--- Extract ---
1.4 RESTRICTIONS ON AND PROCEDURE FOR SALES PURSUANT TO A
REGISTRATION STATEMENT.
(a) Each Holder agrees to the following:
(i) NOTICE TO COMPANY. If any Holder shall propose
to sell any Shares, the Holder shall notify the Company of its intent to do so
on or before one (1) business day prior to the date of such sale (the "Notice of
Sale"), and the provision of the Notice of Sale to the Company shall
conclusively be deemed to establish an agreement by such Holder to comply with
the registration provisions herein described. The Notice of Sale shall be
deemed to constitute a representation that any information previously supplied
by such Holder is accurate as of the date of such Notice of Sale.
(ii) NOTICE OF SALE. The Notice of Sale in
substantially the form attached as ATTACHMENT B shall be given in accordance
with the provisions of Section 2.5 hereof. However, the Holder may give the
Notice of Sale orally by telephoning the current Chief Financial Officer at the
Company at (000) 000-0000. An oral Notice of Sale shall be deemed to have been
received only at such time as the Selling Holder speaks directly with the
current Chief Financial Officer. In addition, an oral Notice of Sale shall only
be deemed effective if it is followed by a written Notice of Sale received by
the Company by personal delivery or facsimile within twenty-four (24) hours
after giving the oral Notice of Sale.
--- Data listing ---
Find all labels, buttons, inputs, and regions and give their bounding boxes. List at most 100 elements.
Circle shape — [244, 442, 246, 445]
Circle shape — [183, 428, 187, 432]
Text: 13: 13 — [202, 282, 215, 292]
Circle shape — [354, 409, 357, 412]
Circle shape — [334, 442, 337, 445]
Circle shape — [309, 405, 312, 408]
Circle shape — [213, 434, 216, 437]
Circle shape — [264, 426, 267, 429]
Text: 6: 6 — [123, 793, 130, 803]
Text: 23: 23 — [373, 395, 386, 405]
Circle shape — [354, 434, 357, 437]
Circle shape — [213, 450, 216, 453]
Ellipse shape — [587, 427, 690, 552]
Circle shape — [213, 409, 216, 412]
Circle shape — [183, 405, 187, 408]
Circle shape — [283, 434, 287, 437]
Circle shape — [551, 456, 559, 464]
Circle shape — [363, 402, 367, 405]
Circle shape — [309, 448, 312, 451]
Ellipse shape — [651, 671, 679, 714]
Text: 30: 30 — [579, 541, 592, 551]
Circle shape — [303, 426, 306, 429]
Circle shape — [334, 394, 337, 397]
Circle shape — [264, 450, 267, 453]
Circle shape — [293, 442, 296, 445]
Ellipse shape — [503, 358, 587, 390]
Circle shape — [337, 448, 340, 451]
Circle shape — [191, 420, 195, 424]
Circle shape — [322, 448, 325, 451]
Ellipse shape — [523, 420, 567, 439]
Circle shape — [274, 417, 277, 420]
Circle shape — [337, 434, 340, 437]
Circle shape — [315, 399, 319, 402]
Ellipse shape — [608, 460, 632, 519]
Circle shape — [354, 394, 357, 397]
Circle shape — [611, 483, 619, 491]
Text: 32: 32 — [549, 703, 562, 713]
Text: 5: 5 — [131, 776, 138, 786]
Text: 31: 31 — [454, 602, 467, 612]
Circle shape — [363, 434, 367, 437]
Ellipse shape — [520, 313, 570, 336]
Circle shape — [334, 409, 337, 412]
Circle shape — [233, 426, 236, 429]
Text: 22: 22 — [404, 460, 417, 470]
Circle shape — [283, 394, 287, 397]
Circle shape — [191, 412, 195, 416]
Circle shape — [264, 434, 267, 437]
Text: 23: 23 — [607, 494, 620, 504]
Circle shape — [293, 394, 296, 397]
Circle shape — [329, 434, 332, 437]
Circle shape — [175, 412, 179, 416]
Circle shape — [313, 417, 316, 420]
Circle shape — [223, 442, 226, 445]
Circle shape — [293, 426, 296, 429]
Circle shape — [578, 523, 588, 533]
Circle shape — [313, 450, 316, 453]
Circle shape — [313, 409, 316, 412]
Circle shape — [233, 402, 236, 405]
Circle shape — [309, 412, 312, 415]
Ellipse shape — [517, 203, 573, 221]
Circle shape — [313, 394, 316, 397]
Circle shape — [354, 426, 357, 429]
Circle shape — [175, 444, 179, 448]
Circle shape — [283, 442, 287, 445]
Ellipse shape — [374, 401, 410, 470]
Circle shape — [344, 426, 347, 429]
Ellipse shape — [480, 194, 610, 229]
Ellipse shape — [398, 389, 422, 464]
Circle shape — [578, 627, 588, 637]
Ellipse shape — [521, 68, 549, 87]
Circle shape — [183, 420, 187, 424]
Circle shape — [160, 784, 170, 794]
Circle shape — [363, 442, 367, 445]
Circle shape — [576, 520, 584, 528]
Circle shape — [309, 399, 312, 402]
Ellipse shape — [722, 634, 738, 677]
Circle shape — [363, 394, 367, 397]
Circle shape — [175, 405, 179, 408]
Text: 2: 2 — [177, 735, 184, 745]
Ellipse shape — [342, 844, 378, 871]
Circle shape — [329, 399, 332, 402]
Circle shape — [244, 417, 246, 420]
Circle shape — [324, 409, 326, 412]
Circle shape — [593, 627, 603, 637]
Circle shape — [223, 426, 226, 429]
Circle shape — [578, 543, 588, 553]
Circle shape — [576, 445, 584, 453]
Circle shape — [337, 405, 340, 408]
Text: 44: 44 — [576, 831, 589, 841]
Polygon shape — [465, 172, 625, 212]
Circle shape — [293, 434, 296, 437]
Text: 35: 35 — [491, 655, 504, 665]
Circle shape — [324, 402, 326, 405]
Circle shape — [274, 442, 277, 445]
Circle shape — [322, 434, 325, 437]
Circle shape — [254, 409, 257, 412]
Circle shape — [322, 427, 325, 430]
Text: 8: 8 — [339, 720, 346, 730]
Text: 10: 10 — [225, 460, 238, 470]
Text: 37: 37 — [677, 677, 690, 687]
---
* Exercise objective: Reproduce verbatim the part of the sales-restrictions text that begins at the words "1.4 RESTRICTIONS ON" and stops after the words "such Notice of Sale.".

* Final result:
1.4 RESTRICTIONS ON AND PROCEDURE FOR SALES PURSUANT TO A
REGISTRATION STATEMENT.
(a) Each Holder agrees to the following:
(i) NOTICE TO COMPANY. If any Holder shall propose
to sell any Shares, the Holder shall notify the Company of its intent to do so
on or before one (1) business day prior to the date of such sale (the "Notice of
Sale"), and the provision of the Notice of Sale to the Company shall
conclusively be deemed to establish an agreement by such Holder to comply with
the registration provisions herein described. The Notice of Sale shall be
deemed to constitute a representation that any information previously supplied
by such Holder is accurate as of the date of such Notice of Sale.